* _Given problem_: Extract the records in full, leaving every picture out.

——

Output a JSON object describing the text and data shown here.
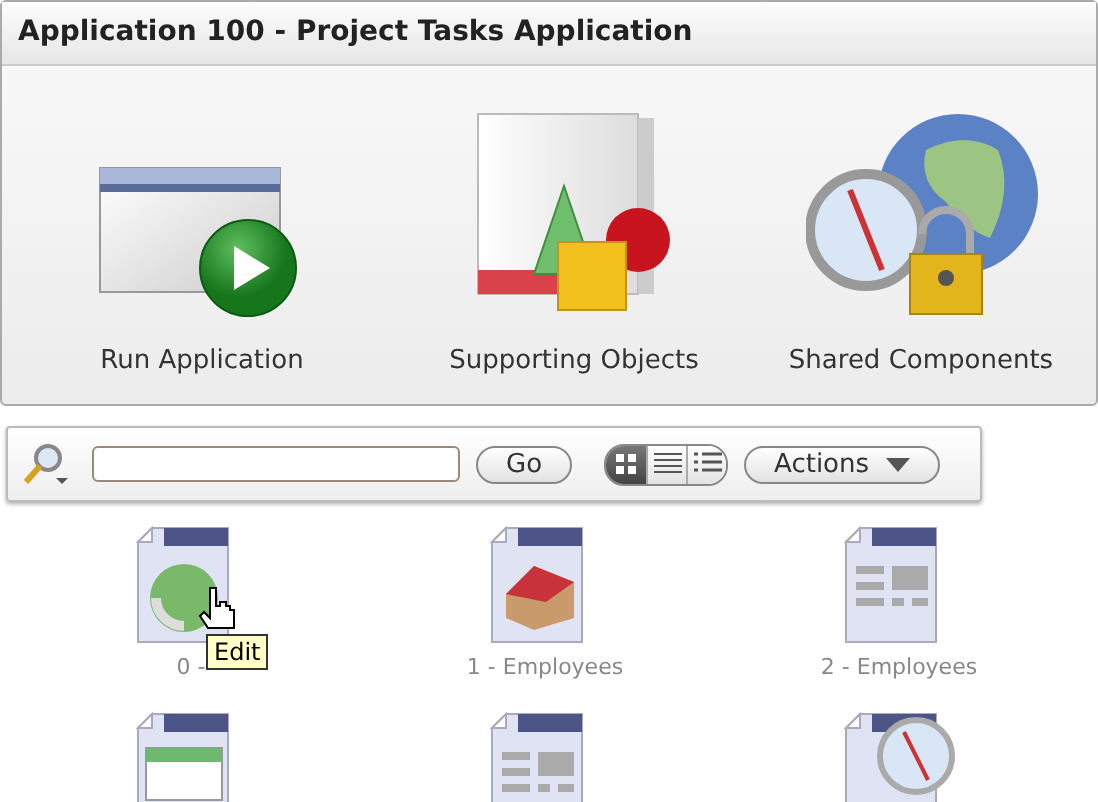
{
  "header": {
    "title": "Application 100 - Project Tasks Application"
  },
  "shortcuts": [
    {
      "kind": "run",
      "label": "Run Application"
    },
    {
      "kind": "objects",
      "label": "Supporting Objects"
    },
    {
      "kind": "shared",
      "label": "Shared Components"
    }
  ],
  "toolbar": {
    "go": "Go",
    "views": [
      {
        "kind": "icons",
        "selected": true
      },
      {
        "kind": "report",
        "selected": false
      },
      {
        "kind": "details",
        "selected": false
      }
    ],
    "actions": "Actions"
  },
  "pages": [
    {
      "kind": "globe",
      "label": "0 -"
    },
    {
      "kind": "house",
      "label": "1 - Employees"
    },
    {
      "kind": "form",
      "label": "2 - Employees"
    },
    {
      "kind": "calendar"
    },
    {
      "kind": "form"
    },
    {
      "kind": "compass"
    }
  ],
  "tooltip": {
    "text": "Edit"
  }
}
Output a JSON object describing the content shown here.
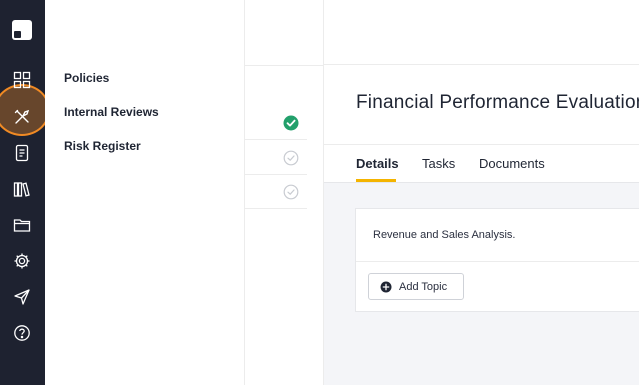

——

* _Result_:
Output a JSON object describing the text and data shown here.
{
  "header": {
    "title": "Application 100 - Project Tasks Application"
  },
  "shortcuts": [
    {
      "kind": "run",
      "label": "Run Application"
    },
    {
      "kind": "objects",
      "label": "Supporting Objects"
    },
    {
      "kind": "shared",
      "label": "Shared Components"
    }
  ],
  "toolbar": {
    "go": "Go",
    "views": [
      {
        "kind": "icons",
        "selected": true
      },
      {
        "kind": "report",
        "selected": false
      },
      {
        "kind": "details",
        "selected": false
      }
    ],
    "actions": "Actions"
  },
  "pages": [
    {
      "kind": "globe",
      "label": "0 -"
    },
    {
      "kind": "house",
      "label": "1 - Employees"
    },
    {
      "kind": "form",
      "label": "2 - Employees"
    },
    {
      "kind": "calendar"
    },
    {
      "kind": "form"
    },
    {
      "kind": "compass"
    }
  ],
  "tooltip": {
    "text": "Edit"
  }
}
Output a JSON object describing the content shown here.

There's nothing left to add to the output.